__SOURCE TEXT__:

::::::::::

This gives you the percentage of missing values in each of the columns. Knowing the percentage can be useful in determining whether you should drop the column.

The percentage is calculated using the mean

def perc_missing(df):
    '''prints out columns with missing values with its %'''
    for col in df.columns:
        pct = df[col].isna().mean() * 100
        if (pct != 0):
            print('{} => {}%'.format(col, round(pct, 2)))
    
perc_missing(airbnb)

name => 0.03%
host_name => 0.04%
last_review => 20.56%
reviews_per_month => 20.56%

Heatmap of missing values

Heatmaps are also useful to visualize your missing values, in particular at which point of the data do missing values exists.

Now that you know which columns have missing values, it’s time to deal with them.

Technique to deal with missing values

The common techniques I will be sharing are:

1. Drop the feature
2. Drop the row
3. Impute the missing value
4. Replace it

Dropping feature

Dropping feature usually isn’t recommended because you’re losing information. But if you’re sure that the column isn’t important, or simply has too many missing values, you can choose to drop them. For example, for this dataset, the host_name column was removed for ethical reasons, and id was removed because it was was unnecessary.

To drop features, use drop and set axis to 1 and inplace to true. Axis is 1 because we want to drop columns (0 means row), and inplace is True because you’re transforming it directly on your dataset.

# Drop unnecessary columns that are not important
colsToDrop = ['id','host_name','last_review']

airbnb.drop(colsToDrop, axis=1, inplace=True)

missing_cols(airbnb)

name => 16
reviews_per_month => 10052

Dropping the row

If you want to remove rows, you do so using dropna . I’m not going to do that because there are no missing values in price.

# remove rows with missing values in price
airbnb['price'].dropna(inplace=True)

Imputing

For imputing, there are 3 main techniques shown below.

fillna — filling in null values based on given value (mean, median, mode, or specified value)
bfill / ffill — stands for backward fill and forward fill (filling in missing values based on the value after or before the column.)
Simple Imputer — Sk-learn’s built-in function that imputes missing values (commonly used alongside a pipeline when building ML models)

Below you can find examples of applying these methods to the price column if it had missing values.

::::::::::

__RECORDED INFORMATION__:
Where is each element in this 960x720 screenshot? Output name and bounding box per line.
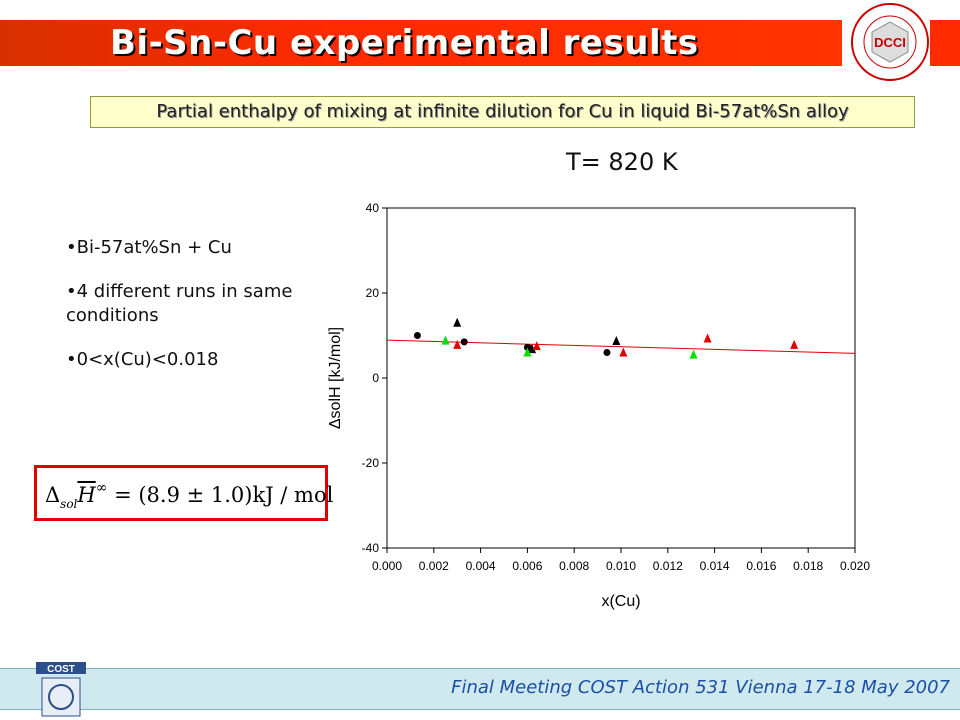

::::::::::

The text on handling missing data names several common techniques it will cover for dealing with missing values. List all of them.

__EXERCISE RESPONSE__:
1. Drop the feature
2. Drop the row
3. Impute the missing value
4. Replace it